▸ **Written exercise**
Take the records underneath and set them down exactly.
>>>
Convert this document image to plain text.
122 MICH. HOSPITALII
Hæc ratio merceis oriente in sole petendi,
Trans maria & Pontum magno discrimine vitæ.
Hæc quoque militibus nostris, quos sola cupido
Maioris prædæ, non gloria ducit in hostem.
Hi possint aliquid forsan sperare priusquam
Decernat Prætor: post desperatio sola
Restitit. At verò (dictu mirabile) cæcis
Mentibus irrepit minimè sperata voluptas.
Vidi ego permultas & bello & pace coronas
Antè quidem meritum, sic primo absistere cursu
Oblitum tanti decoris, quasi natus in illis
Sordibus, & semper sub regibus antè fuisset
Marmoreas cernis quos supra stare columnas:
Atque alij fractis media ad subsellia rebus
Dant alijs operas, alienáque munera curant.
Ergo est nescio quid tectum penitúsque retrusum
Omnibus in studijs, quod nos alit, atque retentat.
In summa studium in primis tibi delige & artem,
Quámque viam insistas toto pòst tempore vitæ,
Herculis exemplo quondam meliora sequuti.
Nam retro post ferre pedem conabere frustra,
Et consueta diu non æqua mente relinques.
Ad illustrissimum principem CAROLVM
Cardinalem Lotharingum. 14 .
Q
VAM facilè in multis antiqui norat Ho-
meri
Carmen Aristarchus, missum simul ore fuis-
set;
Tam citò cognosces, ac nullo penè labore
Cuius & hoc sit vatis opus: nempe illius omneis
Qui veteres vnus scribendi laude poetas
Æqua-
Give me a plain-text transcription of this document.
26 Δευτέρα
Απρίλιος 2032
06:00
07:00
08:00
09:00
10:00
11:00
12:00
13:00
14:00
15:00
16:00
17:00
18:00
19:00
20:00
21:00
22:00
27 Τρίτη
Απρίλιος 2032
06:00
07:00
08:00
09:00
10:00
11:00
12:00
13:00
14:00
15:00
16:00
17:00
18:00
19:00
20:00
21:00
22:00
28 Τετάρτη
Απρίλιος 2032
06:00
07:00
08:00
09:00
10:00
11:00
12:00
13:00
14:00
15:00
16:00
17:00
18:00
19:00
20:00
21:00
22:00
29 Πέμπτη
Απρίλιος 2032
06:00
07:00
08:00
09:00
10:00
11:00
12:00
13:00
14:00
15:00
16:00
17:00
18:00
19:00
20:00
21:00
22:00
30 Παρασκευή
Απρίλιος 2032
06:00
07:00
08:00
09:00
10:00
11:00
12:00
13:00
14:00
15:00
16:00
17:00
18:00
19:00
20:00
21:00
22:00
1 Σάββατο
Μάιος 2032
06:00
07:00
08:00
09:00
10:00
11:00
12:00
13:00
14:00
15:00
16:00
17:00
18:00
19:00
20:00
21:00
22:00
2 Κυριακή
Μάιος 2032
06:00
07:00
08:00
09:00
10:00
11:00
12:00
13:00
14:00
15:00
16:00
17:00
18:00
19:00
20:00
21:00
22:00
<<<
▸ **Solution to this task**
Convert this document image to plain text.
122 MICH. HOSPITALII
Hæc ratio merceis oriente in sole petendi,
Trans maria & Pontum magno discrimine vitæ.
Hæc quoque militibus nostris, quos sola cupido
Maioris prædæ, non gloria ducit in hostem.
Hi possint aliquid forsan sperare priusquam
Decernat Prætor: post desperatio sola
Restitit. At verò (dictu mirabile) cæcis
Mentibus irrepit minimè sperata voluptas.
Vidi ego permultas & bello & pace coronas
Antè quidem meritum, sic primo absistere cursu
Oblitum tanti decoris, quasi natus in illis
Sordibus, & semper sub regibus antè fuisset
Marmoreas cernis quos supra stare columnas:
Atque alij fractis media ad subsellia rebus
Dant alijs operas, alienáque munera curant.
Ergo est nescio quid tectum penitúsque retrusum
Omnibus in studijs, quod nos alit, atque retentat.
In summa studium in primis tibi delige & artem,
Quámque viam insistas toto pòst tempore vitæ,
Herculis exemplo quondam meliora sequuti.
Nam retro post ferre pedem conabere frustra,
Et consueta diu non æqua mente relinques.
Ad illustrissimum principem CAROLVM
Cardinalem Lotharingum. 14 .
Q
VAM facilè in multis antiqui norat Ho-
meri
Carmen Aristarchus, missum simul ore fuis-
set;
Tam citò cognosces, ac nullo penè labore
Cuius & hoc sit vatis opus: nempe illius omneis
Qui veteres vnus scribendi laude poetas
Æqua-
Give me a plain-text transcription of this document.
26 Δευτέρα
Απρίλιος 2032
06:00
07:00
08:00
09:00
10:00
11:00
12:00
13:00
14:00
15:00
16:00
17:00
18:00
19:00
20:00
21:00
22:00
27 Τρίτη
Απρίλιος 2032
06:00
07:00
08:00
09:00
10:00
11:00
12:00
13:00
14:00
15:00
16:00
17:00
18:00
19:00
20:00
21:00
22:00
28 Τετάρτη
Απρίλιος 2032
06:00
07:00
08:00
09:00
10:00
11:00
12:00
13:00
14:00
15:00
16:00
17:00
18:00
19:00
20:00
21:00
22:00
29 Πέμπτη
Απρίλιος 2032
06:00
07:00
08:00
09:00
10:00
11:00
12:00
13:00
14:00
15:00
16:00
17:00
18:00
19:00
20:00
21:00
22:00
30 Παρασκευή
Απρίλιος 2032
06:00
07:00
08:00
09:00
10:00
11:00
12:00
13:00
14:00
15:00
16:00
17:00
18:00
19:00
20:00
21:00
22:00
1 Σάββατο
Μάιος 2032
06:00
07:00
08:00
09:00
10:00
11:00
12:00
13:00
14:00
15:00
16:00
17:00
18:00
19:00
20:00
21:00
22:00
2 Κυριακή
Μάιος 2032
06:00
07:00
08:00
09:00
10:00
11:00
12:00
13:00
14:00
15:00
16:00
17:00
18:00
19:00
20:00
21:00
22:00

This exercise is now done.